**GIVEN TASK**
Lines holding the string "Truss" are the ones to copy from this listing.

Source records
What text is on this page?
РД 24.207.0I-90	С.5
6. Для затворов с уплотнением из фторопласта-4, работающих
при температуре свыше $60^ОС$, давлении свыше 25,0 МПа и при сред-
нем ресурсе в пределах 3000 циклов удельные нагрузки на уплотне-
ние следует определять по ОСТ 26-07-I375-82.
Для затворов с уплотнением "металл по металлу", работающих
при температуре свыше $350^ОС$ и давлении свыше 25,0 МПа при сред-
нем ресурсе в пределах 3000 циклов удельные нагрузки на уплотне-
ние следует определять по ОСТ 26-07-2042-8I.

==

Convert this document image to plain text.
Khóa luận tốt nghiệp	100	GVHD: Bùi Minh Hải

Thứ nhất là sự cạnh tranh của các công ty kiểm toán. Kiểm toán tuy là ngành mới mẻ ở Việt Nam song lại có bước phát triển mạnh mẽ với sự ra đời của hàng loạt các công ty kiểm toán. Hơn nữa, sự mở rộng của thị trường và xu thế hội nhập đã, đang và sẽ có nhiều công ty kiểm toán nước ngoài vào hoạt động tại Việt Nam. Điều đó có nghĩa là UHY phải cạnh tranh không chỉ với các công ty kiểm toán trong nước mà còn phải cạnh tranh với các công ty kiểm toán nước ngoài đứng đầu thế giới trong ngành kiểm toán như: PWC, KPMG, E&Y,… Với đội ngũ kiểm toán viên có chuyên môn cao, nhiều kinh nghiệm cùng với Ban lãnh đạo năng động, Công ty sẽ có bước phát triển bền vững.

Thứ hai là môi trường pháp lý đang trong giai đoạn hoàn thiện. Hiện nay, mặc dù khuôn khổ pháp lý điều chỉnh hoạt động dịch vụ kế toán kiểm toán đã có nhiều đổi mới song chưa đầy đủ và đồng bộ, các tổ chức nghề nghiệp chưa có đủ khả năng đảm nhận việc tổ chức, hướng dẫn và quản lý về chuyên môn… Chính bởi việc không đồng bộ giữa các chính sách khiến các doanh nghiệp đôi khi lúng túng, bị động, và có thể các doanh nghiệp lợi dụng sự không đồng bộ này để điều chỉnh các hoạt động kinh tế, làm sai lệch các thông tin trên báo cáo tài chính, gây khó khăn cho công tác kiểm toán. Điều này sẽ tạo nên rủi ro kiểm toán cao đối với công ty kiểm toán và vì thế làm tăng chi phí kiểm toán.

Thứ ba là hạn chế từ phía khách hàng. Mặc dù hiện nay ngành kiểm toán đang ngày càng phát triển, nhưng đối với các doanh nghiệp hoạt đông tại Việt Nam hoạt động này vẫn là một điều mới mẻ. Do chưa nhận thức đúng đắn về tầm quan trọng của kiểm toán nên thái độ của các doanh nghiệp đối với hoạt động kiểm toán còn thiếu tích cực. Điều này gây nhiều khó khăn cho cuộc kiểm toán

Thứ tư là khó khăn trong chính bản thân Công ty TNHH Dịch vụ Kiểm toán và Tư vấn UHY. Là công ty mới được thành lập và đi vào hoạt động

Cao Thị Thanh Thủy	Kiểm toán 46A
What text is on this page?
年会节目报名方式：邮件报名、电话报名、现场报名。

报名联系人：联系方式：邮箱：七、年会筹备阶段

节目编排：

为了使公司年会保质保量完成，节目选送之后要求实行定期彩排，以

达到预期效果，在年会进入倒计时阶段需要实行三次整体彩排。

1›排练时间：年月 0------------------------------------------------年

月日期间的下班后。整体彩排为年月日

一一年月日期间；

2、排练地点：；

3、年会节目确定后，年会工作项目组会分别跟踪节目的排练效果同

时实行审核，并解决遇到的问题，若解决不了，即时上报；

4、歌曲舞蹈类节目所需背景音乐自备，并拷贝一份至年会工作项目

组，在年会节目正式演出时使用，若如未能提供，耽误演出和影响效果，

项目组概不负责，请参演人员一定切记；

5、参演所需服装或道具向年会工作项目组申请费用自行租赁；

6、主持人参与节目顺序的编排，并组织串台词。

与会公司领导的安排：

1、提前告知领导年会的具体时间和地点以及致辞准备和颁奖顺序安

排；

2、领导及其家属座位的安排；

* * *

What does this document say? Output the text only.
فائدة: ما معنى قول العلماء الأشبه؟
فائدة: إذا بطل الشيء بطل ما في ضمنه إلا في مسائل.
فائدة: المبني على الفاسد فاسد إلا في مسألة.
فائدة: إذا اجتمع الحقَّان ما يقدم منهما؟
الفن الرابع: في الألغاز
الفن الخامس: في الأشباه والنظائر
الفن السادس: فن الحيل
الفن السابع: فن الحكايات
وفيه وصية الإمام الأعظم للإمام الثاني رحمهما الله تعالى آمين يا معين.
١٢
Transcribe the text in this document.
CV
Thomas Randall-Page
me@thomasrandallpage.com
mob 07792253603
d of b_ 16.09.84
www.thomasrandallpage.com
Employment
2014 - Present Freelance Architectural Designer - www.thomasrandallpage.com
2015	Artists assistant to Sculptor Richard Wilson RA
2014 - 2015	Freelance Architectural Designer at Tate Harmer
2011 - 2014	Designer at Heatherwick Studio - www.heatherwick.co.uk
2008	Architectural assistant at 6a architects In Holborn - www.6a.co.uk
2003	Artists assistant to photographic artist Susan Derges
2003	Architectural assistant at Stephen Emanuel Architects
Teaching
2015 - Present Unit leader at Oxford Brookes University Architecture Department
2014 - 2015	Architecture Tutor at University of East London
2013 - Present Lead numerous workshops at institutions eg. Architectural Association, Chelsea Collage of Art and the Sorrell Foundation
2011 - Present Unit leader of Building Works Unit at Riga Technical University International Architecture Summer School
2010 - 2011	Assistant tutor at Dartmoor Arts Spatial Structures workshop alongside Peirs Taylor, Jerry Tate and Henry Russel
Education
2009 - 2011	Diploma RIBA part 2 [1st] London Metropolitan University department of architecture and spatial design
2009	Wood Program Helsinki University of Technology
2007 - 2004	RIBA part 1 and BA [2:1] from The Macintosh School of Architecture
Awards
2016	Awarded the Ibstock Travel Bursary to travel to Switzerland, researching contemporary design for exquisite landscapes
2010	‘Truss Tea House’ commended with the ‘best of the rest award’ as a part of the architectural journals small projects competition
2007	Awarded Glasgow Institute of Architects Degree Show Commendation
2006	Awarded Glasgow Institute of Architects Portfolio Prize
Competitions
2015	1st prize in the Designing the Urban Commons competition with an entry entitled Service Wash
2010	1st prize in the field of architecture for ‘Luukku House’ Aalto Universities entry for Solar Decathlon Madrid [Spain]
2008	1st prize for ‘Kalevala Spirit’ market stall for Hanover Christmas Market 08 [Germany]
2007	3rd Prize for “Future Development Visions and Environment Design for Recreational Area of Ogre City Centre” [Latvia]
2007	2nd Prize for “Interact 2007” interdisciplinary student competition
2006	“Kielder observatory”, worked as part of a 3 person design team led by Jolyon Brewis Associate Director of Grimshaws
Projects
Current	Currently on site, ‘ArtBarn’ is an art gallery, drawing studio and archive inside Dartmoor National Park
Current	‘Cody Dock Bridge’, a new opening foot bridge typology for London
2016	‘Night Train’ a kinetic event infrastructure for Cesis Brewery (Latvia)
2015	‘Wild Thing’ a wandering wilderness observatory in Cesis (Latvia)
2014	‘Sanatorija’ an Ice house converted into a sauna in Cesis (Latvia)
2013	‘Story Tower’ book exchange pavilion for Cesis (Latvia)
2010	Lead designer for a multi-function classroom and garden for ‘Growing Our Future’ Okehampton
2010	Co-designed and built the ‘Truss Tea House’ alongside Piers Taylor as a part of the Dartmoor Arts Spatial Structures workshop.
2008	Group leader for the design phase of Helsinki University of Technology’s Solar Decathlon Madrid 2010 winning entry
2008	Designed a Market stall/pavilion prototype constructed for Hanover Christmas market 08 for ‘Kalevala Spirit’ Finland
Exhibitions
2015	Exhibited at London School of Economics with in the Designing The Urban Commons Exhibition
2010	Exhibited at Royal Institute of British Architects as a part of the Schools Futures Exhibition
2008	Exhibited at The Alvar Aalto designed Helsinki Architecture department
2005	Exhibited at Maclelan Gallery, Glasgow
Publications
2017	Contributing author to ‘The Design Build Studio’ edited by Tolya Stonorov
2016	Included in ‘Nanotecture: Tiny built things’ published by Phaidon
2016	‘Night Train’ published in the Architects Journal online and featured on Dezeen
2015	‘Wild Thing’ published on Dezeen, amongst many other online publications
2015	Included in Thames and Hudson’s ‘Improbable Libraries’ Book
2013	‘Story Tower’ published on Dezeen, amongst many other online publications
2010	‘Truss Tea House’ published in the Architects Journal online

**COMPLETED EXERCISE**
2010	‘Truss Tea House’ commended with the ‘best of the rest award’ as a part of the architectural journals small projects competition
2010	Co-designed and built the ‘Truss Tea House’ alongside Piers Taylor as a part of the Dartmoor Arts Spatial Structures workshop.
2010	‘Truss Tea House’ published in the Architects Journal online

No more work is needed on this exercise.